Sexual assault of adult women in Canada is responsible for more than $1.9 billion a year in healthcare and other costs. As many as 1 in 4 women will experience rape or attempted rape while attending university. These experiences have immediate and long-term negative consequences on mental and physical health. With CIHR and Ontario Women's Health Directorate funding, our team of researchers developed the Enhanced Assess, Acknowledge, Act sexual assault resistance program, called EAAA for short.
In a clinical trial on 3 campuses, women who received the EAAA program experienced 46% fewer completed rapes and 63% fewer attempted rapes across one year than women in the control group. The proposed research is the important next step that will assess the impact of the EAAA when it is delivered at universities outside of a highly controlled research trial. A Train-the-Trainer model has been developed to transfer training and supervision of student facilitators to Campus Trainers at 9 Canadian universities. Universities will then offer the EAAA program to their female students and the procedures used to do so will be tracked. Trainers, facilitators, and students who register for the program will participate in research designed to examine how effective the program is in these naturalistic conditions, as well as to identify which factors are related to differences in the effects.

* Directions
A - According to the text on the sexual assault resistance program, how many women will experience rape or attempted rape while attending university?
B - List every group that the text on the sexual assault resistance program says will take part in the research on how effective the program is.
C - In the text on the sexual assault resistance program, begin at the words "Sexual assault of" and stop after "EAAA for short.". Write that part out again, swapping "mental and physical health" for "physical and mental health".

* Records from a dataset
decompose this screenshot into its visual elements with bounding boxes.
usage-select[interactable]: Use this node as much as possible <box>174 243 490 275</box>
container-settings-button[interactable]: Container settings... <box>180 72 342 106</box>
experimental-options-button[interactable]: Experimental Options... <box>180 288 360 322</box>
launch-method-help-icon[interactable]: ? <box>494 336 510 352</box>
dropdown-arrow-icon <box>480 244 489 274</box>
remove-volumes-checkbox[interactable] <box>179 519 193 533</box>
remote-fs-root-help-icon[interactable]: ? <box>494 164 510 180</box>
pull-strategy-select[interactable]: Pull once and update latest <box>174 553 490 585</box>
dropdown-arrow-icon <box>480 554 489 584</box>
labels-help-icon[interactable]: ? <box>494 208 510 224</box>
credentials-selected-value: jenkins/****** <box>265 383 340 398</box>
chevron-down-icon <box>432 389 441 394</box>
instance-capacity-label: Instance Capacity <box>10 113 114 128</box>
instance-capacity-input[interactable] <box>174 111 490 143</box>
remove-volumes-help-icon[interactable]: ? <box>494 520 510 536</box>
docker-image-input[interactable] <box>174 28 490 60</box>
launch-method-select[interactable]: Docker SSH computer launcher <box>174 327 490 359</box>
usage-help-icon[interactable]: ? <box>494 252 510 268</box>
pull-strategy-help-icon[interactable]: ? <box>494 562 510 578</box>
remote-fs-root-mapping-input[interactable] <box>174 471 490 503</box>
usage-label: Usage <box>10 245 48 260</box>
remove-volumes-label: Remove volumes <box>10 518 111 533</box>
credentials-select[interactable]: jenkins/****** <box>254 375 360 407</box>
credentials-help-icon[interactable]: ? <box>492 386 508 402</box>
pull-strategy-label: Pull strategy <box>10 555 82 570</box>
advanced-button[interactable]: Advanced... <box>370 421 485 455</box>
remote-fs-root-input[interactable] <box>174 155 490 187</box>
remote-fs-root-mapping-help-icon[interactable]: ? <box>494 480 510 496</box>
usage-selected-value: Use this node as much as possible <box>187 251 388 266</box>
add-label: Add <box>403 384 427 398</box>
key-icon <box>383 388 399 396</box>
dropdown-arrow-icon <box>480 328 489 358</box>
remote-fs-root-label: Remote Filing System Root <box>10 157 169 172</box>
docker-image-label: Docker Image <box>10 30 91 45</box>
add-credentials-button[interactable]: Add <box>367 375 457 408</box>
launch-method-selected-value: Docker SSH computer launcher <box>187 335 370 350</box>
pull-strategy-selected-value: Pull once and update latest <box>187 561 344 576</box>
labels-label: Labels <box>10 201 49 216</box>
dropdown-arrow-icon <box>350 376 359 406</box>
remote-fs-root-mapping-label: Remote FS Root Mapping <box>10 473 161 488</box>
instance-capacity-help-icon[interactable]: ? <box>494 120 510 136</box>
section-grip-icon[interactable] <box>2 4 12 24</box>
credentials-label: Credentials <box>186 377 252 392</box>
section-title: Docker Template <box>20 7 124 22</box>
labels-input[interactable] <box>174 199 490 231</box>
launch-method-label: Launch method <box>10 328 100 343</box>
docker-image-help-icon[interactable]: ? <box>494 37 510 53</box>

* Expected responses
A - As many as 1 in 4 women.

B - Trainers, facilitators, and students who register for the program.

C -
Sexual assault of adult women in Canada is responsible for more than $1.9 billion a year in healthcare and other costs. As many as 1 in 4 women will experience rape or attempted rape while attending university. These experiences have immediate and long-term negative consequences on physical and mental health. With CIHR and Ontario Women's Health Directorate funding, our team of researchers developed the Enhanced Assess, Acknowledge, Act sexual assault resistance program, called EAAA for short.